Granulocyte-Macrophage Colony-Stimulating Factor and Interferon-Alpha 2B in Patients with Advanced Renal Cell Carcinoma

Abstract

Objective: Biological response modifiers such as interferon-α2B (IFN-α2B) have well-known clinical activities against renal cell carcinoma (RCC). Recombinant human granulocyte-macrophage colony-stimulating factor (GM-CSF) has antitumorigenic effects both in vitro and in vivo. Therefore, a phase-I/II trial of IFN-α2B and GM-CSF was performed in patients with metastatic RCC. Methods: 21 patients in groups of 3 patients received GM-CSF at 7 different dose levels (15–300 μg) subcutaneously in combination with IFN-α2B at a fixed dose of 10 × 10⁶ IU s.c. three times weekly for 12 weeks. Results: Two complete remissions have been observed, both with lung metastases only. With increasing dose levels of GM-CSF a slight tendency to more toxicity was detectable. Due to grade-3 toxicities 5 patients (24%) dropped out of the treatment schedule. Increases in WBC, neutrophils, lymphocytes, and monocytes were noted but were not related to the dose levels of GM-CSF. Conclusions: Results demonstrate that simultaneous administration of GM-CSF and IFN-α2B is tolerated up to doses of 120–150 μg GM-CSF three times weekly. But there is no additional antitumorigenic effect of GM-CSF because the overall response rate of the combined administration of GM-CSF/IFN-α2B is similar to IFN-α2B alone and there is no obvious dose relationship between increasing doses of GM-CSF and the responses.

● **Provided information**:
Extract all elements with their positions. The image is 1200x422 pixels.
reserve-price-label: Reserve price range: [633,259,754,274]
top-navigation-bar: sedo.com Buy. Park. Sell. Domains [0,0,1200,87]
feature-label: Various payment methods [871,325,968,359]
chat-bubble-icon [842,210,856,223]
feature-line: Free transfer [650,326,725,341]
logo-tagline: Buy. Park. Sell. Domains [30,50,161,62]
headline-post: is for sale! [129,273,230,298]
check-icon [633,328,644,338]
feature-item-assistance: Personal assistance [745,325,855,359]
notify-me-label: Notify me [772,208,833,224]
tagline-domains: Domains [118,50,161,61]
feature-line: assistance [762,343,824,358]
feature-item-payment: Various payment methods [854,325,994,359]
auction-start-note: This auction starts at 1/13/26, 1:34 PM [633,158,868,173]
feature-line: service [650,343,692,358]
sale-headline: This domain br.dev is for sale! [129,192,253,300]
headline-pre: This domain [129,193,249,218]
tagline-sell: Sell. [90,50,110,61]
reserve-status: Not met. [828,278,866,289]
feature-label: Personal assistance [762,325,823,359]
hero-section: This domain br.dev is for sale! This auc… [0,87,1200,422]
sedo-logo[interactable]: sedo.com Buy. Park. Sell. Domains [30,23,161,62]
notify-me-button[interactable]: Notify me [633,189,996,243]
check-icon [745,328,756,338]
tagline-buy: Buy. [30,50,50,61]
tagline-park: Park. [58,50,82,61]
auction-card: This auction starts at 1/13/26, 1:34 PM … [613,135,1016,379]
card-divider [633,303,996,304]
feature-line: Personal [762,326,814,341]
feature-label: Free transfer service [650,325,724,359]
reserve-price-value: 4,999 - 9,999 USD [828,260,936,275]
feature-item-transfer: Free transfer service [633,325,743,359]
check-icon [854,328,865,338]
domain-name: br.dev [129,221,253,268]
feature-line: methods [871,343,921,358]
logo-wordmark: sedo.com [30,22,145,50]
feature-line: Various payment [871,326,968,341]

● **Work request**: According to the abstract on GM-CSF and interferon-α2B in renal cell carcinoma, how many patients dropped out of the treatment schedule because of grade-3 toxicities? The rows have no connection to the abstract on GM-CSF and interferon-α2B in renal cell carcinoma.

● **Written response**: Five patients (24%).